Excerpted data -

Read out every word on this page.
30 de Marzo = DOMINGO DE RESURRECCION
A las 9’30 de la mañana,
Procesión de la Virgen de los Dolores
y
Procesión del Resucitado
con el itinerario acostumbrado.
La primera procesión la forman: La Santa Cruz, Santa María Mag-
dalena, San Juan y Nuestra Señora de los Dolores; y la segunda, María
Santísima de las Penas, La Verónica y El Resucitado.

Short exercise - Restate every line of the data word for word.

Full output -
Read out every word on this page.
30 de Marzo = DOMINGO DE RESURRECCION
A las 9’30 de la mañana,
Procesión de la Virgen de los Dolores
y
Procesión del Resucitado
con el itinerario acostumbrado.
La primera procesión la forman: La Santa Cruz, Santa María Mag-
dalena, San Juan y Nuestra Señora de los Dolores; y la segunda, María
Santísima de las Penas, La Verónica y El Resucitado.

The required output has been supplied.